[What the task requires]:
In the data below, find every line with the string "спирте" and pull it out.
BEGIN Items
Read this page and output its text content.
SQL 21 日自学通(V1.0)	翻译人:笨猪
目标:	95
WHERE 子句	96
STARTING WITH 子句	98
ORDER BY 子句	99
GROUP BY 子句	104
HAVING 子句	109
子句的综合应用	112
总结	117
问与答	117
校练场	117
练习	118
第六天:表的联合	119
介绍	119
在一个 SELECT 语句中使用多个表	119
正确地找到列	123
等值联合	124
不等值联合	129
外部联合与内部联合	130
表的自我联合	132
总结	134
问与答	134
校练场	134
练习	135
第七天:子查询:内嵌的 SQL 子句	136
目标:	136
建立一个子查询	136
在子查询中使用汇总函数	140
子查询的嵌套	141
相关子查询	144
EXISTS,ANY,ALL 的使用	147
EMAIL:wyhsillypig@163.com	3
END Items
BEGIN Items
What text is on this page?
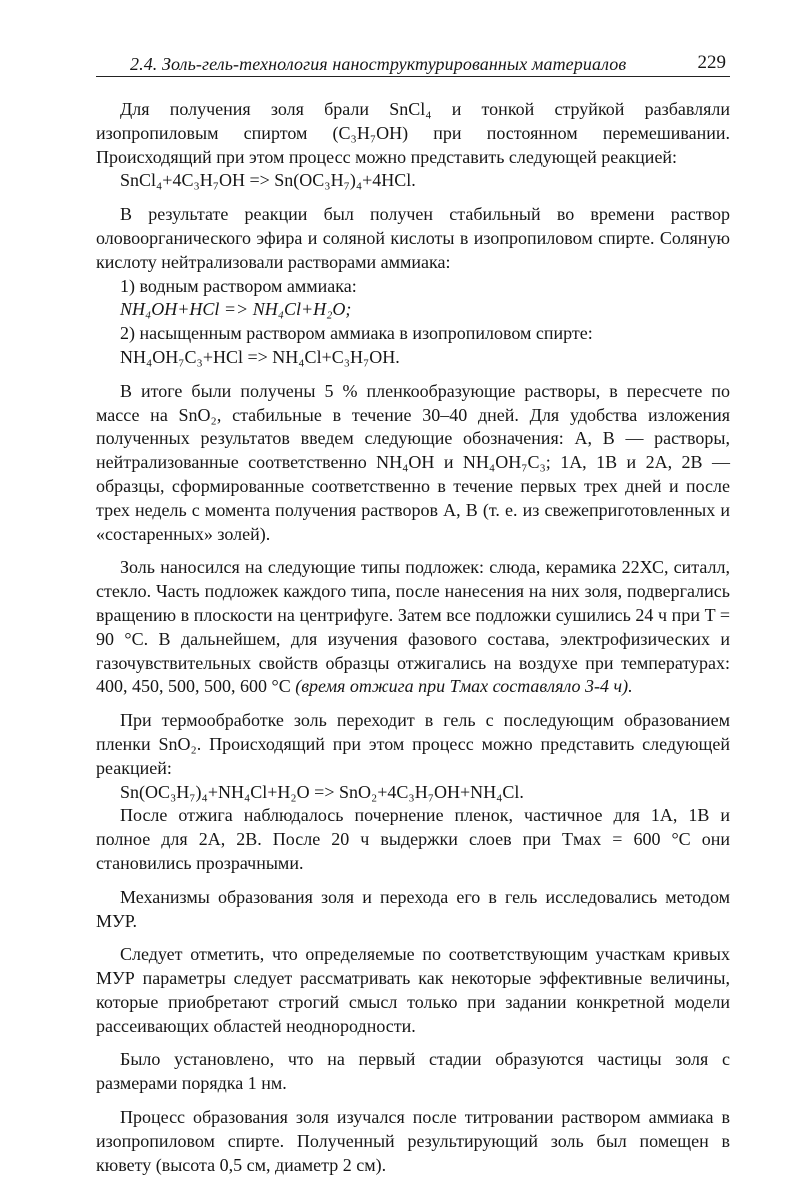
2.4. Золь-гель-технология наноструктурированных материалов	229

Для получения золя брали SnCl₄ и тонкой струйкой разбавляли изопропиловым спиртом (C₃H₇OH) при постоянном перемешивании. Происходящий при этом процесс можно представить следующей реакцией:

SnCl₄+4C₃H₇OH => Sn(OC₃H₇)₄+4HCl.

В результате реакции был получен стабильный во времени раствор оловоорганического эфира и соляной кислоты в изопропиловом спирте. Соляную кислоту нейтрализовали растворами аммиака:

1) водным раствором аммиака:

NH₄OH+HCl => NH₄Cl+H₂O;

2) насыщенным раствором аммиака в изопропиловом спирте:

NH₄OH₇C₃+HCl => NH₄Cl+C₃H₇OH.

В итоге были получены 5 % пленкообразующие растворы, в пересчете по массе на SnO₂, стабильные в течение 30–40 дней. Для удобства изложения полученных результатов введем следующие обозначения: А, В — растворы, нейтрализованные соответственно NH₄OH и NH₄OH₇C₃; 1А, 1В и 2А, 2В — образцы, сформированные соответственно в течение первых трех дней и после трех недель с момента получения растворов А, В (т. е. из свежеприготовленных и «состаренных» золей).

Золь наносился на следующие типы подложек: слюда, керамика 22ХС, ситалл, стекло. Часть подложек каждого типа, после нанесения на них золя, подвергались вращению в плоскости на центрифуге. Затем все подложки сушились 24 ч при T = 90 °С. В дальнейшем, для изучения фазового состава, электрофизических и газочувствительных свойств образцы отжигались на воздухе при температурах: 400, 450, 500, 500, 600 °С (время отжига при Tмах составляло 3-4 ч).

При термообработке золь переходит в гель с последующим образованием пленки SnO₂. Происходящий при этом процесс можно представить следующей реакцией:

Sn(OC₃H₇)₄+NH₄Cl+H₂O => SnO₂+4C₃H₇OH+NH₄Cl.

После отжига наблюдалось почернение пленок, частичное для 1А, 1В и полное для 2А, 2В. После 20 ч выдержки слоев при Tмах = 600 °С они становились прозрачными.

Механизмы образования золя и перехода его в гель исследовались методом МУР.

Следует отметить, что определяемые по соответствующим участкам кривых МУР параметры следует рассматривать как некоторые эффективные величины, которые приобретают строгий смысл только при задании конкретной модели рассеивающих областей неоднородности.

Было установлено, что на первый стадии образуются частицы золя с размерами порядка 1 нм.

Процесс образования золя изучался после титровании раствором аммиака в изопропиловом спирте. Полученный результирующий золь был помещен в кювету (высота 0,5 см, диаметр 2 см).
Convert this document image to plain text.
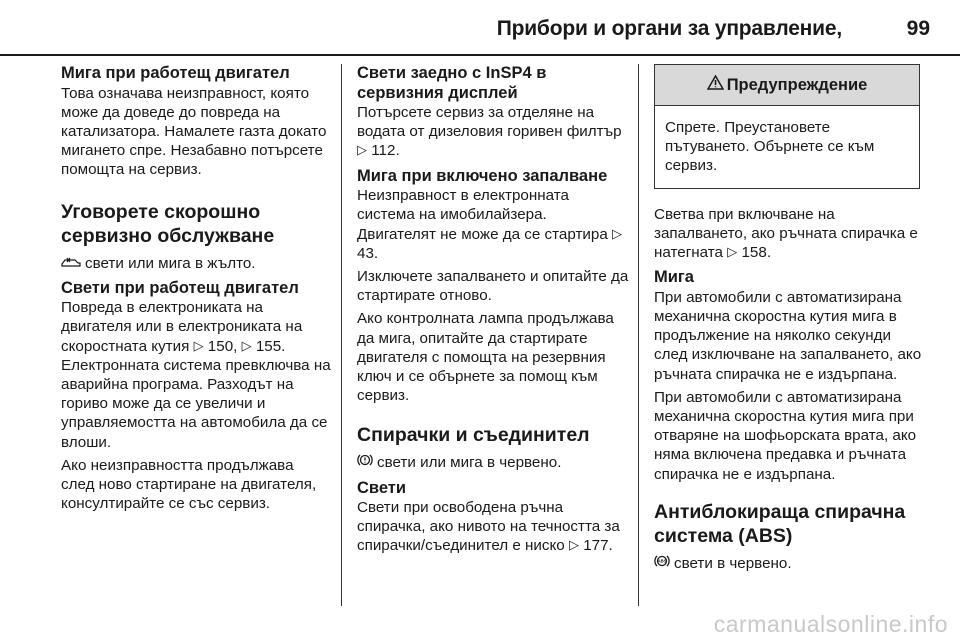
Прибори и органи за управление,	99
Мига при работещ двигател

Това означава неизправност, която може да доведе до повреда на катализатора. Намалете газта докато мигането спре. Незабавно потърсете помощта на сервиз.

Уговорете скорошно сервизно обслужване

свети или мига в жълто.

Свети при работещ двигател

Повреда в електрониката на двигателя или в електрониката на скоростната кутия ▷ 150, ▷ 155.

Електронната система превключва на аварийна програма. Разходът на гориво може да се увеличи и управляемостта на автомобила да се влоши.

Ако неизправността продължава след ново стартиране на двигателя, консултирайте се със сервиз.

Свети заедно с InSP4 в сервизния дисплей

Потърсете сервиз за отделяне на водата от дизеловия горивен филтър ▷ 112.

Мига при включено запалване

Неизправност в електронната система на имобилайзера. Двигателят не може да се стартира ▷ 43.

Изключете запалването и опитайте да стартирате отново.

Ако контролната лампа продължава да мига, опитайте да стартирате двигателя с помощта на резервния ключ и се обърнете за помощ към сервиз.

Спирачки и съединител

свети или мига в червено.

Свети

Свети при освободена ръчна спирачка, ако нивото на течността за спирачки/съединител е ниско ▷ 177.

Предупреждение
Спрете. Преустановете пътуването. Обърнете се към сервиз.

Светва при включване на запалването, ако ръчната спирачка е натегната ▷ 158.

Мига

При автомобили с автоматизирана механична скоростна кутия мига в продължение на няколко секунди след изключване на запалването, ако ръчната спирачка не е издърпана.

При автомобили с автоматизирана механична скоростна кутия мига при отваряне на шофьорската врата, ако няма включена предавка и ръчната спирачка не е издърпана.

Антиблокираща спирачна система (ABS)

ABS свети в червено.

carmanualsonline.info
END Items
[Solution below]:
В результате реакции был получен стабильный во времени раствор оловоорганического эфира и соляной кислоты в изопропиловом спирте. Соляную кислоту нейтрализовали растворами аммиака:
2) насыщенным раствором аммиака в изопропиловом спирте:
Процесс образования золя изучался после титровании раствором аммиака в изопропиловом спирте. Полученный результирующий золь был помещен в кювету (высота 0,5 см, диаметр 2 см).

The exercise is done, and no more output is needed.